**Work to do:** Give an exact copy of every line, leaving images out.

**Dataset:**
____
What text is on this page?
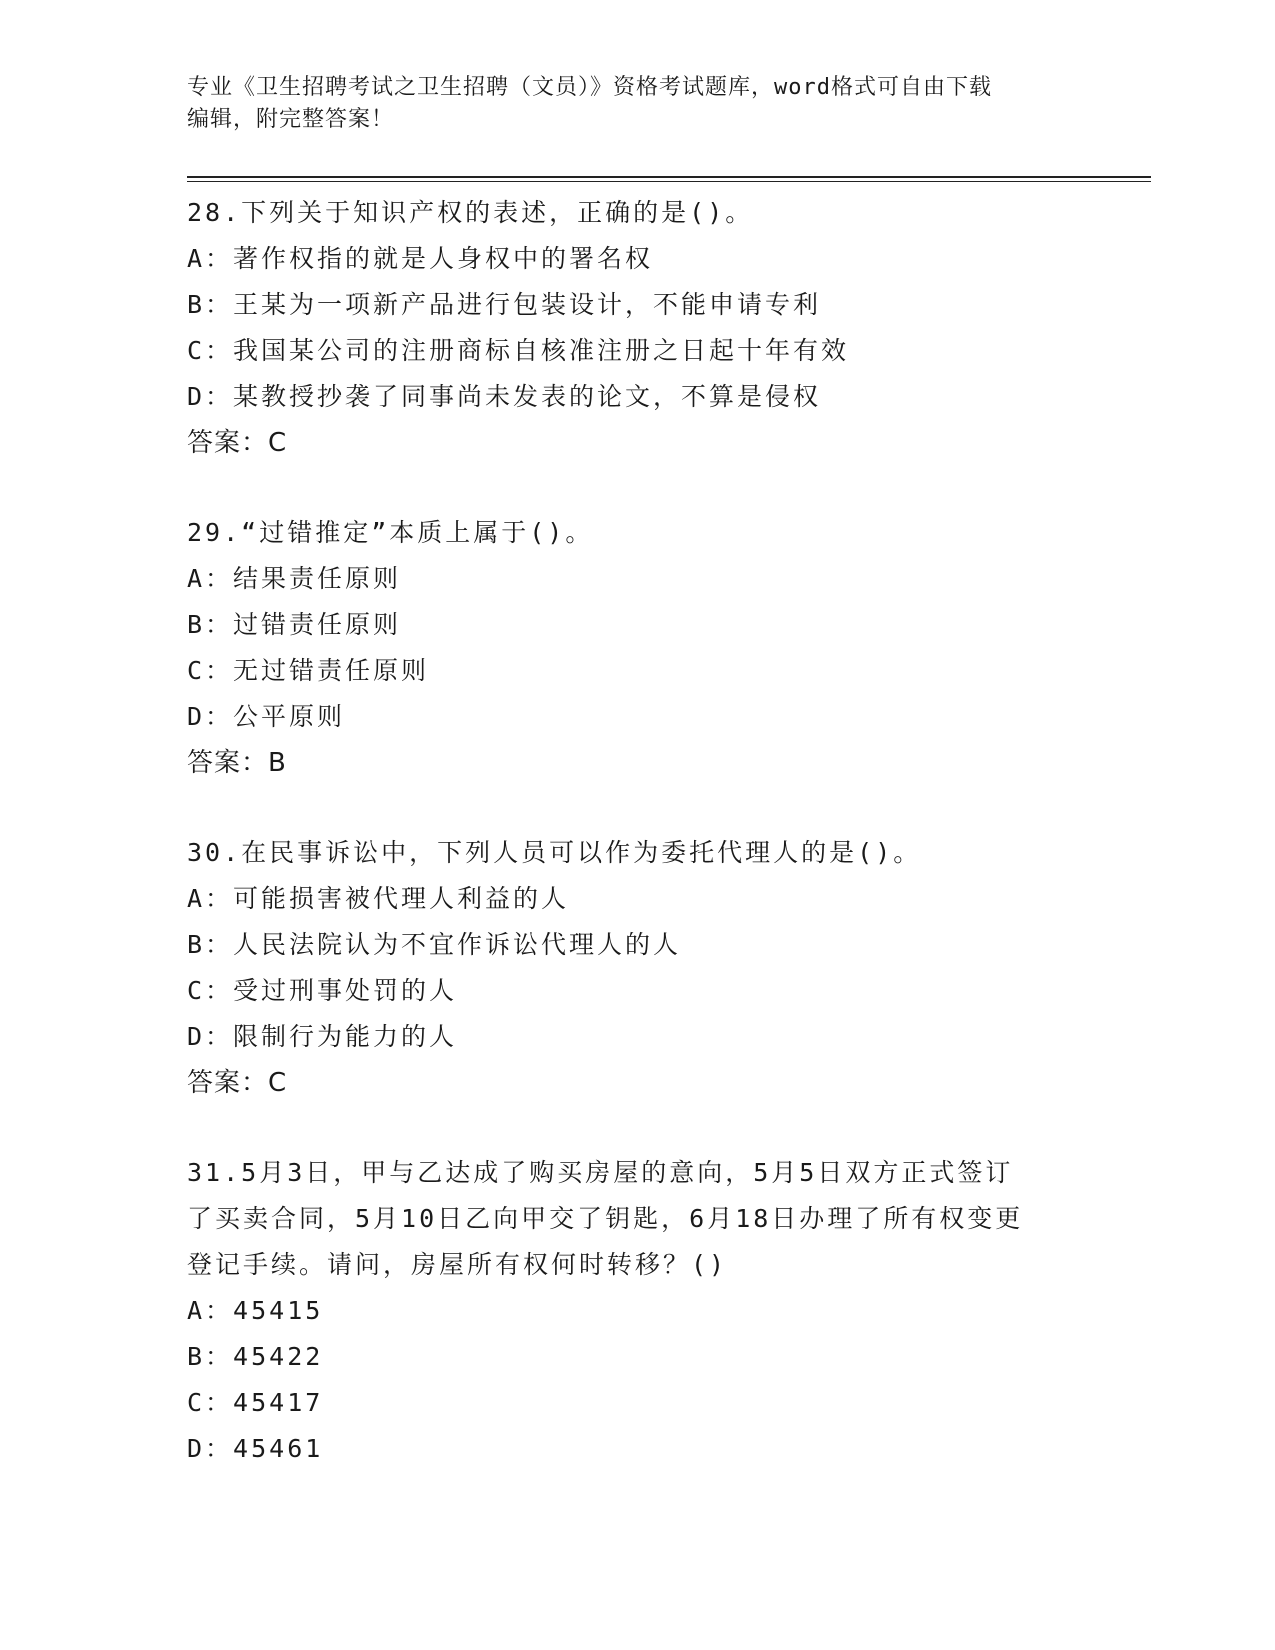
专业《卫生招聘考试之卫生招聘（文员）》资格考试题库，word格式可自由下载
编辑，附完整答案！
28.下列关于知识产权的表述，正确的是()。
A：著作权指的就是人身权中的署名权
B：王某为一项新产品进行包装设计，不能申请专利
C：我国某公司的注册商标自核准注册之日起十年有效
D：某教授抄袭了同事尚未发表的论文，不算是侵权
答案：C
29.“过错推定”本质上属于()。
A：结果责任原则
B：过错责任原则
C：无过错责任原则
D：公平原则
答案：B
30.在民事诉讼中，下列人员可以作为委托代理人的是()。
A：可能损害被代理人利益的人
B：人民法院认为不宜作诉讼代理人的人
C：受过刑事处罚的人
D：限制行为能力的人
答案：C
31.5月3日，甲与乙达成了购买房屋的意向，5月5日双方正式签订
了买卖合同，5月10日乙向甲交了钥匙，6月18日办理了所有权变更
登记手续。请问，房屋所有权何时转移？()
A：45415
B：45422
C：45417
D：45461
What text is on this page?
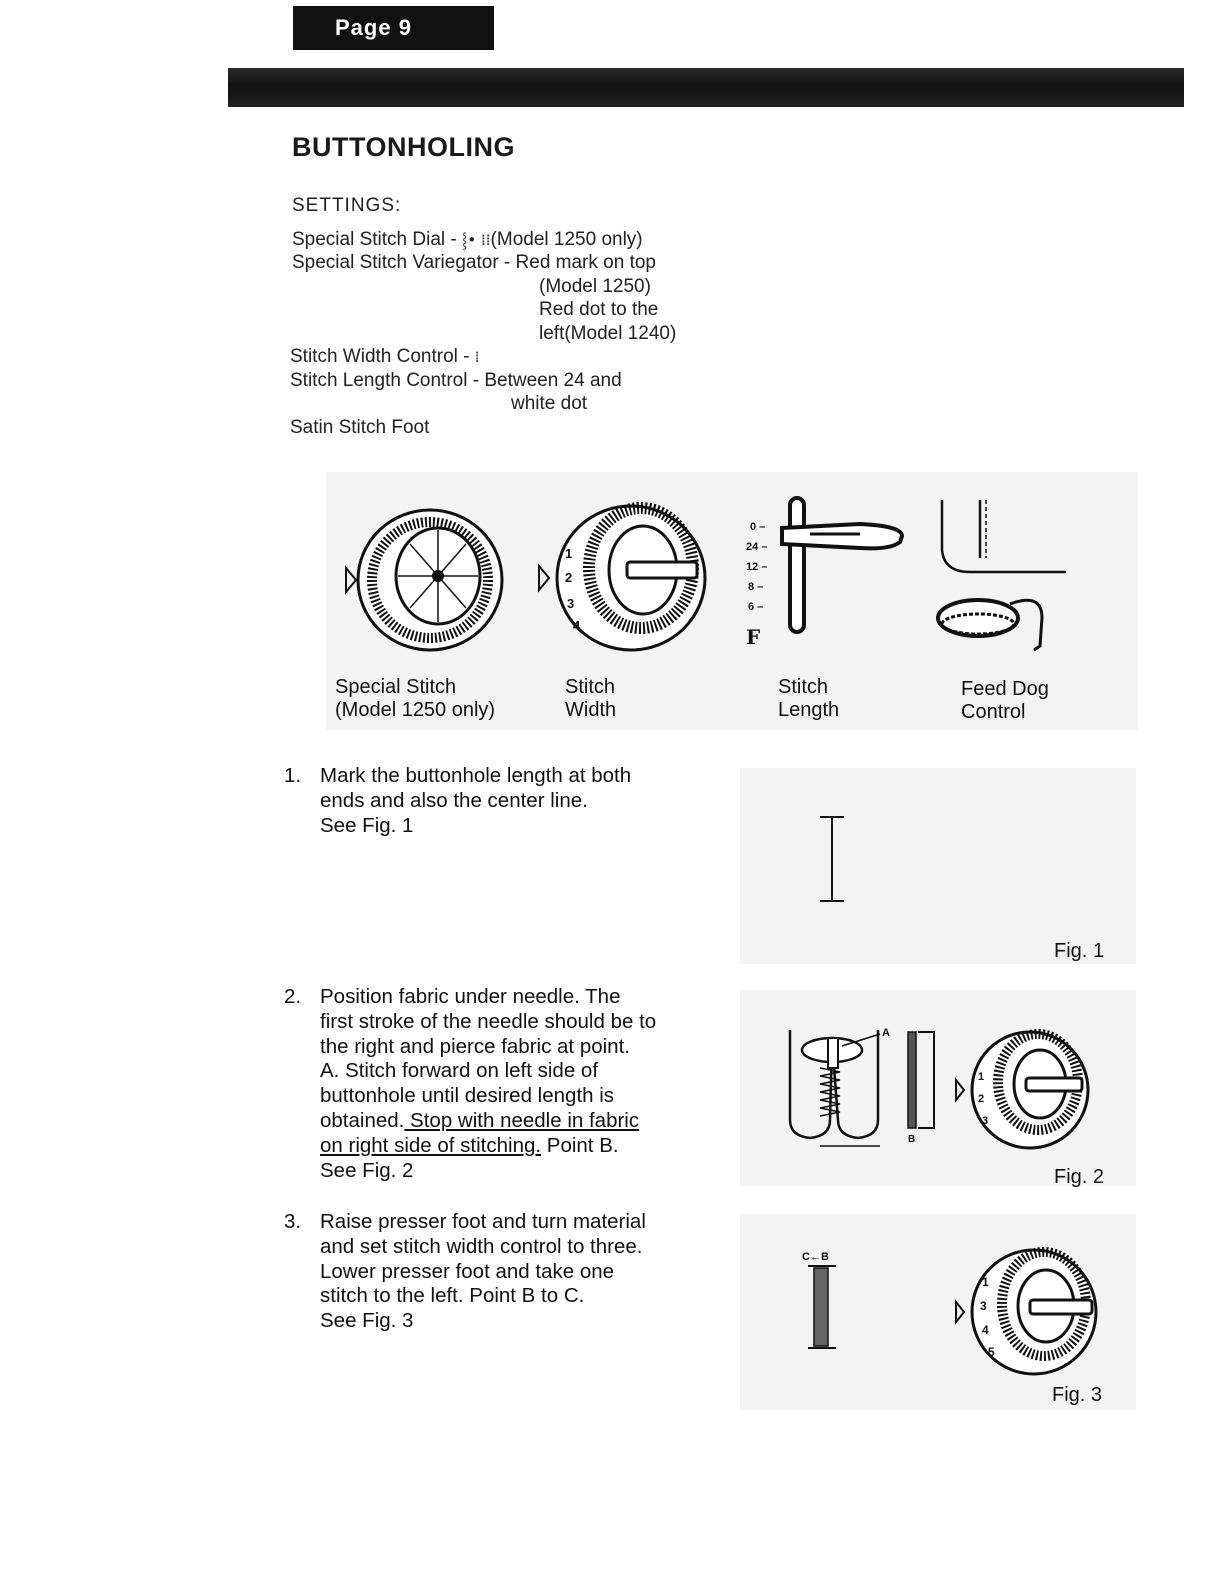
Page 9
BUTTONHOLING
SETTINGS:
Special Stitch Dial - ⸾• ⁞⁞(Model 1250 only)
Special Stitch Variegator - Red mark on top
(Model 1250)
Red dot to the
left(Model 1240)
Stitch Width Control - ⁞
Stitch Length Control - Between 24 and
white dot
Satin Stitch Foot
1
2
3
4
0 –
24 –
12 –
8 –
6 –
F
Special Stitch
(Model 1250 only)
Stitch
Width
Stitch
Length
Feed Dog
Control
1. Mark the buttonhole length at both
ends and also the center line.
See Fig. 1
Fig. 1
2. Position fabric under needle. The
first stroke of the needle should be to
the right and pierce fabric at point.
A. Stitch forward on left side of
buttonhole until desired length is
obtained. Stop with needle in fabric
on right side of stitching. Point B.
See Fig. 2
A
B
1
2
3
Fig. 2
3. Raise presser foot and turn material
and set stitch width control to three.
Lower presser foot and take one
stitch to the left. Point B to C.
See Fig. 3
C←B
1
3
4
5
Fig. 3
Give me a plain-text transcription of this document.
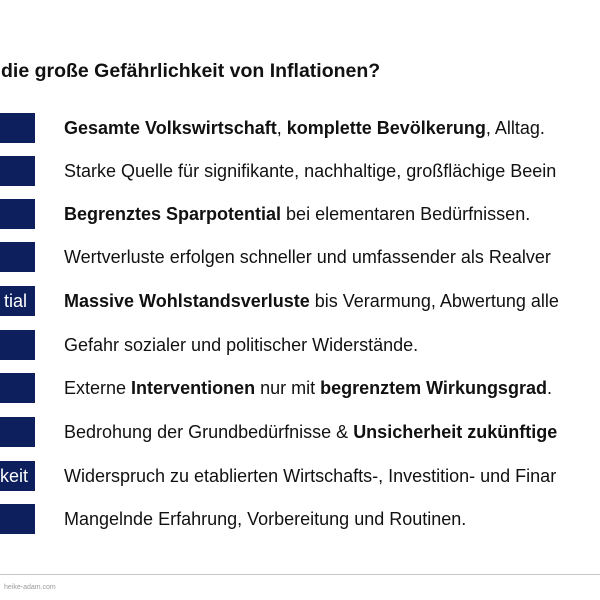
die große Gefährlichkeit von Inflationen?
Gesamte Volkswirtschaft, komplette Bevölkerung, Alltag.
Starke Quelle für signifikante, nachhaltige, großflächige Beein
Begrenztes Sparpotential bei elementaren Bedürfnissen.
Wertverluste erfolgen schneller und umfassender als Realver
tial	Massive Wohlstandsverluste bis Verarmung, Abwertung alle
Gefahr sozialer und politischer Widerstände.
Externe Interventionen nur mit begrenztem Wirkungsgrad.
Bedrohung der Grundbedürfnisse & Unsicherheit zukünftige
keit	Widerspruch zu etablierten Wirtschafts-, Investition- und Finar
Mangelnde Erfahrung, Vorbereitung und Routinen.
heike-adam.com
____
**Solution below:**
What text is on this page?
专业《卫生招聘考试之卫生招聘（文员）》资格考试题库，word格式可自由下载
编辑，附完整答案！
28.下列关于知识产权的表述，正确的是()。
A：著作权指的就是人身权中的署名权
B：王某为一项新产品进行包装设计，不能申请专利
C：我国某公司的注册商标自核准注册之日起十年有效
D：某教授抄袭了同事尚未发表的论文，不算是侵权
答案：C
29.“过错推定”本质上属于()。
A：结果责任原则
B：过错责任原则
C：无过错责任原则
D：公平原则
答案：B
30.在民事诉讼中，下列人员可以作为委托代理人的是()。
A：可能损害被代理人利益的人
B：人民法院认为不宜作诉讼代理人的人
C：受过刑事处罚的人
D：限制行为能力的人
答案：C
31.5月3日，甲与乙达成了购买房屋的意向，5月5日双方正式签订
了买卖合同，5月10日乙向甲交了钥匙，6月18日办理了所有权变更
登记手续。请问，房屋所有权何时转移？()
A：45415
B：45422
C：45417
D：45461
What text is on this page?
Page 9
BUTTONHOLING
SETTINGS:
Special Stitch Dial - ⸾• ⁞⁞(Model 1250 only)
Special Stitch Variegator - Red mark on top
(Model 1250)
Red dot to the
left(Model 1240)
Stitch Width Control - ⁞
Stitch Length Control - Between 24 and
white dot
Satin Stitch Foot
1
2
3
4
0 –
24 –
12 –
8 –
6 –
F
Special Stitch
(Model 1250 only)
Stitch
Width
Stitch
Length
Feed Dog
Control
1. Mark the buttonhole length at both
ends and also the center line.
See Fig. 1
Fig. 1
2. Position fabric under needle. The
first stroke of the needle should be to
the right and pierce fabric at point.
A. Stitch forward on left side of
buttonhole until desired length is
obtained. Stop with needle in fabric
on right side of stitching. Point B.
See Fig. 2
A
B
1
2
3
Fig. 2
3. Raise presser foot and turn material
and set stitch width control to three.
Lower presser foot and take one
stitch to the left. Point B to C.
See Fig. 3
C←B
1
3
4
5
Fig. 3
Give me a plain-text transcription of this document.
die große Gefährlichkeit von Inflationen?
Gesamte Volkswirtschaft, komplette Bevölkerung, Alltag.
Starke Quelle für signifikante, nachhaltige, großflächige Beein
Begrenztes Sparpotential bei elementaren Bedürfnissen.
Wertverluste erfolgen schneller und umfassender als Realver
tial	Massive Wohlstandsverluste bis Verarmung, Abwertung alle
Gefahr sozialer und politischer Widerstände.
Externe Interventionen nur mit begrenztem Wirkungsgrad.
Bedrohung der Grundbedürfnisse & Unsicherheit zukünftige
keit	Widerspruch zu etablierten Wirtschafts-, Investition- und Finar
Mangelnde Erfahrung, Vorbereitung und Routinen.
heike-adam.com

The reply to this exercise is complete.